══ DATA SUPPLIED ══
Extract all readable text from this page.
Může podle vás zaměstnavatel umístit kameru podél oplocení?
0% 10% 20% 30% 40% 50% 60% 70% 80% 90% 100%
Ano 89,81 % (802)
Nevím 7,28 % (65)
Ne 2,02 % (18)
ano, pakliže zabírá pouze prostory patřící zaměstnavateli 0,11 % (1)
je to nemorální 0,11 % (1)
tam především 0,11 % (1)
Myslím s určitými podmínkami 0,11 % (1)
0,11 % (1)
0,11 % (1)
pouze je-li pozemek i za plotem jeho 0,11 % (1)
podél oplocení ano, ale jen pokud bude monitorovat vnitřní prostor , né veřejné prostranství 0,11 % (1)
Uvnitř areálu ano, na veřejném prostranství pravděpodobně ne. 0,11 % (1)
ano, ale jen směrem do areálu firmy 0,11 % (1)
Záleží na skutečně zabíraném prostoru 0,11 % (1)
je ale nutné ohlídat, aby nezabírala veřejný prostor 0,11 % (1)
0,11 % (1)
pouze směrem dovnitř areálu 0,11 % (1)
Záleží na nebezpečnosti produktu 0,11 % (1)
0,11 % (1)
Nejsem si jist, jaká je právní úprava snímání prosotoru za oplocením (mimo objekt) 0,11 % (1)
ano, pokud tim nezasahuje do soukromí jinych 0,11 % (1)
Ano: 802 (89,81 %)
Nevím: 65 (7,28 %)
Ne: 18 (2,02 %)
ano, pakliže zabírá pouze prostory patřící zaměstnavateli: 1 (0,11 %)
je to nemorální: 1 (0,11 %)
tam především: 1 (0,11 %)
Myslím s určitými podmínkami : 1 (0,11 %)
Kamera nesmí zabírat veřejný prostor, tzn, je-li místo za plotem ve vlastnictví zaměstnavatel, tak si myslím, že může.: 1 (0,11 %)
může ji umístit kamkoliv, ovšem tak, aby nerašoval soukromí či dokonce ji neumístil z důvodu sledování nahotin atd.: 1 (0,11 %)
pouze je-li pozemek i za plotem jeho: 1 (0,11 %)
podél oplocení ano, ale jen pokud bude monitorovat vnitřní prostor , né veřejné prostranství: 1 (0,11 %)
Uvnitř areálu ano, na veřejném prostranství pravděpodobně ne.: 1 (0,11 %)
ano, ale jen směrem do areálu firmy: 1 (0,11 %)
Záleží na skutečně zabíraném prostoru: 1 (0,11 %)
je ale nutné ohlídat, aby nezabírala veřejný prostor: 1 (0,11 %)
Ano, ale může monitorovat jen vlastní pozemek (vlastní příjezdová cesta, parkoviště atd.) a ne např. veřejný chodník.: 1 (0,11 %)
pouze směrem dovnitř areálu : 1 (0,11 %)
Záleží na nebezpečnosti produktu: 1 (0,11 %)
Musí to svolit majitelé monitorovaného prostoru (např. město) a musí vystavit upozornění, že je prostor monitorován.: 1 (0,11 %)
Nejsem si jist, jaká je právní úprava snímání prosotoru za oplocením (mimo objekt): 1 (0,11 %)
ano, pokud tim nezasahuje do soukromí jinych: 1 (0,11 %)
═══
- **EXERCISE**: Repeat each entry word for word.

- **EXPECTED OUTPUT**:
Extract all readable text from this page.
Může podle vás zaměstnavatel umístit kameru podél oplocení?
0% 10% 20% 30% 40% 50% 60% 70% 80% 90% 100%
Ano 89,81 % (802)
Nevím 7,28 % (65)
Ne 2,02 % (18)
ano, pakliže zabírá pouze prostory patřící zaměstnavateli 0,11 % (1)
je to nemorální 0,11 % (1)
tam především 0,11 % (1)
Myslím s určitými podmínkami 0,11 % (1)
0,11 % (1)
0,11 % (1)
pouze je-li pozemek i za plotem jeho 0,11 % (1)
podél oplocení ano, ale jen pokud bude monitorovat vnitřní prostor , né veřejné prostranství 0,11 % (1)
Uvnitř areálu ano, na veřejném prostranství pravděpodobně ne. 0,11 % (1)
ano, ale jen směrem do areálu firmy 0,11 % (1)
Záleží na skutečně zabíraném prostoru 0,11 % (1)
je ale nutné ohlídat, aby nezabírala veřejný prostor 0,11 % (1)
0,11 % (1)
pouze směrem dovnitř areálu 0,11 % (1)
Záleží na nebezpečnosti produktu 0,11 % (1)
0,11 % (1)
Nejsem si jist, jaká je právní úprava snímání prosotoru za oplocením (mimo objekt) 0,11 % (1)
ano, pokud tim nezasahuje do soukromí jinych 0,11 % (1)
Ano: 802 (89,81 %)
Nevím: 65 (7,28 %)
Ne: 18 (2,02 %)
ano, pakliže zabírá pouze prostory patřící zaměstnavateli: 1 (0,11 %)
je to nemorální: 1 (0,11 %)
tam především: 1 (0,11 %)
Myslím s určitými podmínkami : 1 (0,11 %)
Kamera nesmí zabírat veřejný prostor, tzn, je-li místo za plotem ve vlastnictví zaměstnavatel, tak si myslím, že může.: 1 (0,11 %)
může ji umístit kamkoliv, ovšem tak, aby nerašoval soukromí či dokonce ji neumístil z důvodu sledování nahotin atd.: 1 (0,11 %)
pouze je-li pozemek i za plotem jeho: 1 (0,11 %)
podél oplocení ano, ale jen pokud bude monitorovat vnitřní prostor , né veřejné prostranství: 1 (0,11 %)
Uvnitř areálu ano, na veřejném prostranství pravděpodobně ne.: 1 (0,11 %)
ano, ale jen směrem do areálu firmy: 1 (0,11 %)
Záleží na skutečně zabíraném prostoru: 1 (0,11 %)
je ale nutné ohlídat, aby nezabírala veřejný prostor: 1 (0,11 %)
Ano, ale může monitorovat jen vlastní pozemek (vlastní příjezdová cesta, parkoviště atd.) a ne např. veřejný chodník.: 1 (0,11 %)
pouze směrem dovnitř areálu : 1 (0,11 %)
Záleží na nebezpečnosti produktu: 1 (0,11 %)
Musí to svolit majitelé monitorovaného prostoru (např. město) a musí vystavit upozornění, že je prostor monitorován.: 1 (0,11 %)
Nejsem si jist, jaká je právní úprava snímání prosotoru za oplocením (mimo objekt): 1 (0,11 %)
ano, pokud tim nezasahuje do soukromí jinych: 1 (0,11 %)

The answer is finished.